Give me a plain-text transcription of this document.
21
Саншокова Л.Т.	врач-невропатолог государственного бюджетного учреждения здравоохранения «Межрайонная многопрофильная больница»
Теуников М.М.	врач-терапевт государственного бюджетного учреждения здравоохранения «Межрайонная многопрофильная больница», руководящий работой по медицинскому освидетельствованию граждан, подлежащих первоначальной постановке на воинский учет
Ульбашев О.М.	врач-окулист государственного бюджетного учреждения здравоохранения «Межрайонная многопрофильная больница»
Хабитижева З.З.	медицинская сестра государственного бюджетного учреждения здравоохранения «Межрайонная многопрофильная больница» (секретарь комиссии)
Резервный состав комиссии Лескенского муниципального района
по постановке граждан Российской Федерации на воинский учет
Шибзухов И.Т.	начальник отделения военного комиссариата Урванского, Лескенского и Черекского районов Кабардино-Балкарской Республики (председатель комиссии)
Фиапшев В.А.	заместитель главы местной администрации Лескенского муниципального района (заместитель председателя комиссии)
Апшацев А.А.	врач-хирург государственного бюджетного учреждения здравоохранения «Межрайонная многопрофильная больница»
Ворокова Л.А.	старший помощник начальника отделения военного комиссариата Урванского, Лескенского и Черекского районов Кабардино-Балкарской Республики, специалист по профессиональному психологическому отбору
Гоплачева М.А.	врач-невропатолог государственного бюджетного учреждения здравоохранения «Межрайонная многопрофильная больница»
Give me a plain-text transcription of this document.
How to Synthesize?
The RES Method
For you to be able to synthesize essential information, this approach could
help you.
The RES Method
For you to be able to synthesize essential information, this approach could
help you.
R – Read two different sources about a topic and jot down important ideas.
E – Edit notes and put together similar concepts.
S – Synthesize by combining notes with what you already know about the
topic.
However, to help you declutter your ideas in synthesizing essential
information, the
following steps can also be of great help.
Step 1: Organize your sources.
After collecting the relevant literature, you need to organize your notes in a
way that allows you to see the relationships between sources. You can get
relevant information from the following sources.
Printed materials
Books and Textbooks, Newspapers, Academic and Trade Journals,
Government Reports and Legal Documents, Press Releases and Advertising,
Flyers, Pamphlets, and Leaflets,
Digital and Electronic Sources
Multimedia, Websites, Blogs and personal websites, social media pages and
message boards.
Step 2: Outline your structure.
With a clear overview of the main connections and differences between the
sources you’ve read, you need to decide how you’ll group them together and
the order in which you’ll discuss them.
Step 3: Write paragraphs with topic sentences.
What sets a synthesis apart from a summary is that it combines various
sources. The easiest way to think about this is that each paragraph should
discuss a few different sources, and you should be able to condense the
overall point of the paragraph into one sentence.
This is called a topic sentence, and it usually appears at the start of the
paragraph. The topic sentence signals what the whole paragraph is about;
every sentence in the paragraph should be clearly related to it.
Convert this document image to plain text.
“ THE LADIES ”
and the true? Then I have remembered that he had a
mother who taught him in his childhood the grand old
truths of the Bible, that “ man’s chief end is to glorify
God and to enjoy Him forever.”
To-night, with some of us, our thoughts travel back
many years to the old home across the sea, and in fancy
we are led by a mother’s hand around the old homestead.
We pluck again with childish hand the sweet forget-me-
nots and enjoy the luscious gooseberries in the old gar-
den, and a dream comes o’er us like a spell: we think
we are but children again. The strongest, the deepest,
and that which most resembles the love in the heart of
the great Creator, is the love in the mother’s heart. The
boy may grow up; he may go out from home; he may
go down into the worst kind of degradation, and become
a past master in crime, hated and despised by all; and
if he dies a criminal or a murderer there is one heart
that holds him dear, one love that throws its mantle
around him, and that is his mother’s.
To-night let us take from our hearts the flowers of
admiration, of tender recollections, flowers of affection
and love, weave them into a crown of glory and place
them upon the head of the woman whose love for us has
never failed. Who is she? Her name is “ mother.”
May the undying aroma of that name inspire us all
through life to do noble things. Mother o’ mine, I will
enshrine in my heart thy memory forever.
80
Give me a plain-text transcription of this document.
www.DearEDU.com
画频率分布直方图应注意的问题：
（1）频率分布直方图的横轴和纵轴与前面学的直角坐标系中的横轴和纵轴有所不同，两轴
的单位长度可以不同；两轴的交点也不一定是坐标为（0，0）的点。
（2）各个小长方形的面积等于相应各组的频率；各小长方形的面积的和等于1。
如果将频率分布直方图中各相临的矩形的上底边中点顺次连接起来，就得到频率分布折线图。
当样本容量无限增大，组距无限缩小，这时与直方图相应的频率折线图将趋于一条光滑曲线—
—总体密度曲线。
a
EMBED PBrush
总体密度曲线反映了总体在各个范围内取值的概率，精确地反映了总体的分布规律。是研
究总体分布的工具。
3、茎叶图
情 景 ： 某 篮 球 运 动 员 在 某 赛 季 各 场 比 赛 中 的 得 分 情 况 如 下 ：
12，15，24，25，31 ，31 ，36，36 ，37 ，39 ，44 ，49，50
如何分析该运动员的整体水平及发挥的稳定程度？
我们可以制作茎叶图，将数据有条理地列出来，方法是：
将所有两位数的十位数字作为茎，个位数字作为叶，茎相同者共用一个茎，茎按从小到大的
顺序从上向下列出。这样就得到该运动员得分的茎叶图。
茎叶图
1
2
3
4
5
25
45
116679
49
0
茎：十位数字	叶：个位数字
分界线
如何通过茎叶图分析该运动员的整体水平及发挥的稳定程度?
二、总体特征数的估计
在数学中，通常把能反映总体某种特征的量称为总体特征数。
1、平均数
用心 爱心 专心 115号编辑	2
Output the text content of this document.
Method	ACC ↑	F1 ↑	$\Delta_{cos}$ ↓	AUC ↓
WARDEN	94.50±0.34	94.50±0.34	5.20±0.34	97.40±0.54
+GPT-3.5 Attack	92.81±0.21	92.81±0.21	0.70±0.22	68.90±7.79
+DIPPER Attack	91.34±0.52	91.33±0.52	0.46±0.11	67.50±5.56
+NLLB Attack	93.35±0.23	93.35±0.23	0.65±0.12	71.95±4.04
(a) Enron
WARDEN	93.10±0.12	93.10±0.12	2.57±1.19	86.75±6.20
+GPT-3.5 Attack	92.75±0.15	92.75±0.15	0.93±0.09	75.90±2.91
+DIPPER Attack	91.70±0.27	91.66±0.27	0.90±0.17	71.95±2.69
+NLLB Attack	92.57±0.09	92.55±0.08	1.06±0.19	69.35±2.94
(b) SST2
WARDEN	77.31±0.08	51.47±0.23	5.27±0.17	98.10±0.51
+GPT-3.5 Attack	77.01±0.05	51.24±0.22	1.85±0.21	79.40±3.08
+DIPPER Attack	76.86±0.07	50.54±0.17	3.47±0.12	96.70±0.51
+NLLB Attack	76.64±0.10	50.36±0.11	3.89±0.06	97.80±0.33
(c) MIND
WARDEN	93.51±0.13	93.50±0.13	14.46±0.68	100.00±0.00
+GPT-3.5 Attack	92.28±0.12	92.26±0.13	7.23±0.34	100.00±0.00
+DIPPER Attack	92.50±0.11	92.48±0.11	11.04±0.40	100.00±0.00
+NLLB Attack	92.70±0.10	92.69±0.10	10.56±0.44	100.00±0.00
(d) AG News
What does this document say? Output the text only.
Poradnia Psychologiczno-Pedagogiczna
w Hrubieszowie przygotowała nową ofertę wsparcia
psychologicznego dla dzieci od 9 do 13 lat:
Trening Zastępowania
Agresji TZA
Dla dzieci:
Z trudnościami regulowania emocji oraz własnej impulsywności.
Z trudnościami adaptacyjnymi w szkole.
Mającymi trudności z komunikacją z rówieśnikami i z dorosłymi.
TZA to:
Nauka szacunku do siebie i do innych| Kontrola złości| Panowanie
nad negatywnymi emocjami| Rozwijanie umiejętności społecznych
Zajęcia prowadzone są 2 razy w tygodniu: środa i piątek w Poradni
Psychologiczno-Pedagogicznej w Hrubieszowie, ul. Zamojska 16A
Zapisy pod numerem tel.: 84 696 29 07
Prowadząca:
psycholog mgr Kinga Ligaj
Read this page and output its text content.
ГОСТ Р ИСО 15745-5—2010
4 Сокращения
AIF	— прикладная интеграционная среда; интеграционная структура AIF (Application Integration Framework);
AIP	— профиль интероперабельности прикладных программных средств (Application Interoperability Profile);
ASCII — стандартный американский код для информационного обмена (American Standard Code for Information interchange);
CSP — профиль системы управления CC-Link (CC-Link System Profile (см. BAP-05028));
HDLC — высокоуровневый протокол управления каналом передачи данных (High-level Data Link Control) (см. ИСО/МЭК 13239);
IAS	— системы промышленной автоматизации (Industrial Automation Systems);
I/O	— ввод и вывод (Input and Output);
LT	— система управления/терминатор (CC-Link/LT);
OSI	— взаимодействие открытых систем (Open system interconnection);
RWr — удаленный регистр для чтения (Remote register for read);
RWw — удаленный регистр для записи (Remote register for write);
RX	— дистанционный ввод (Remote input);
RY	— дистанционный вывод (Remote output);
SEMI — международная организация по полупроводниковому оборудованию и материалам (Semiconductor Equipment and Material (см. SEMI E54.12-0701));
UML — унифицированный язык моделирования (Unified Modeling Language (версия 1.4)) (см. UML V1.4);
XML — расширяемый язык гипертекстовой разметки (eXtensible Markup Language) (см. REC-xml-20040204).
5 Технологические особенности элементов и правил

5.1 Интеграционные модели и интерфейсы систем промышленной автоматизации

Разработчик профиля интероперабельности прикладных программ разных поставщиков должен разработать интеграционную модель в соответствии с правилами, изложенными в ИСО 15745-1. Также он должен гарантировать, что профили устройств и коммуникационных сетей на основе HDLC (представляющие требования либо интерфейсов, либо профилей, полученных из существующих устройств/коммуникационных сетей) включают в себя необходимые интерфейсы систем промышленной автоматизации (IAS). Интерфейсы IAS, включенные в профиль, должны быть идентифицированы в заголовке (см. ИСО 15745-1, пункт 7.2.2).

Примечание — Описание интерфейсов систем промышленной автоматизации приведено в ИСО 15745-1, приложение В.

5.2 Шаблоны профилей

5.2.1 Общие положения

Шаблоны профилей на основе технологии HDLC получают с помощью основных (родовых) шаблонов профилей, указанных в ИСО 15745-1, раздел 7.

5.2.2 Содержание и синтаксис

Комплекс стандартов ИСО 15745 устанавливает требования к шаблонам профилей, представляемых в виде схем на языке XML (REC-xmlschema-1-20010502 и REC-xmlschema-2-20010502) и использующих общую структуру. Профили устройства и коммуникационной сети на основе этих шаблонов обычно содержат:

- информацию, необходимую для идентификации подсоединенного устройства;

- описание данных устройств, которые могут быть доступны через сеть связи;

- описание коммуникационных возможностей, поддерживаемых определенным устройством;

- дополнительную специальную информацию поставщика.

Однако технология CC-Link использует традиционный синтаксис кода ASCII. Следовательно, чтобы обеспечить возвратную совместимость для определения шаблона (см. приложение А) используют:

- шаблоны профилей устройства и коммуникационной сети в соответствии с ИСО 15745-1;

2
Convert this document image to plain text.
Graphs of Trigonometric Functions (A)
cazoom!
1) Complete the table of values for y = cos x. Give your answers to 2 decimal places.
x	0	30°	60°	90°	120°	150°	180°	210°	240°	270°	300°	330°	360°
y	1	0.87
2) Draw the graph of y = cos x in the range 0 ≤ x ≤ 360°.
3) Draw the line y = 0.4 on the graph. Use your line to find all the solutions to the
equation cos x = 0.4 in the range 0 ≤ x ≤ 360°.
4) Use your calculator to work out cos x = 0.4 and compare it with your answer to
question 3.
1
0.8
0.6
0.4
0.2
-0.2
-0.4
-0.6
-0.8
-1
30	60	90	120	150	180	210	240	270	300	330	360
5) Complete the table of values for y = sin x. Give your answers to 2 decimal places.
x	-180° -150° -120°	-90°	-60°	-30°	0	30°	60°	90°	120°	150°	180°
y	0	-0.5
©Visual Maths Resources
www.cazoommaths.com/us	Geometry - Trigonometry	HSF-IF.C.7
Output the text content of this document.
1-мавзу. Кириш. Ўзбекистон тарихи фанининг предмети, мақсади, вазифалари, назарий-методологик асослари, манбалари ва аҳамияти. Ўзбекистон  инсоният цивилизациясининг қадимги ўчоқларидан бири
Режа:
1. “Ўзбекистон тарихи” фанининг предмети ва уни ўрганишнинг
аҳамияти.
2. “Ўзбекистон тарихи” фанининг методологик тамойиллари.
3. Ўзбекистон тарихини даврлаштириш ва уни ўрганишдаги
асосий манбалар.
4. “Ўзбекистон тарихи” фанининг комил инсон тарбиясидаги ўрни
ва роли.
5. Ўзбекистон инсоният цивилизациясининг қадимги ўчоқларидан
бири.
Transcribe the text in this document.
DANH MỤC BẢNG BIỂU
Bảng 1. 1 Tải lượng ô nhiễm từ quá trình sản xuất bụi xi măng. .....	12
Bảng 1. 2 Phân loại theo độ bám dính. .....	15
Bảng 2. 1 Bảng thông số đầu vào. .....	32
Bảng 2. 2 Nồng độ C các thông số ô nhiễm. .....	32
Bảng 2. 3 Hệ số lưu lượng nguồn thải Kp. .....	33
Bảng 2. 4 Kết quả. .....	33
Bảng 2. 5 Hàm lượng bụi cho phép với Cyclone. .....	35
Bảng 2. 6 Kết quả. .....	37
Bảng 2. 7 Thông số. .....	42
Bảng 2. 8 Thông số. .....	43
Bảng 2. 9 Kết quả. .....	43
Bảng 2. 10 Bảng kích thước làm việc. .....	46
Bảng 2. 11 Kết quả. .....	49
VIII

• Aim of the task:
Search the preceding listing for "методологик" and extract every line where it is found.

• Solution to this problem:
1-мавзу. Кириш. Ўзбекистон тарихи фанининг предмети, мақсади, вазифалари, назарий-методологик асослари, манбалари ва аҳамияти. Ўзбекистон  инсоният цивилизациясининг қадимги ўчоқларидан бири
2. “Ўзбекистон тарихи” фанининг методологик тамойиллари.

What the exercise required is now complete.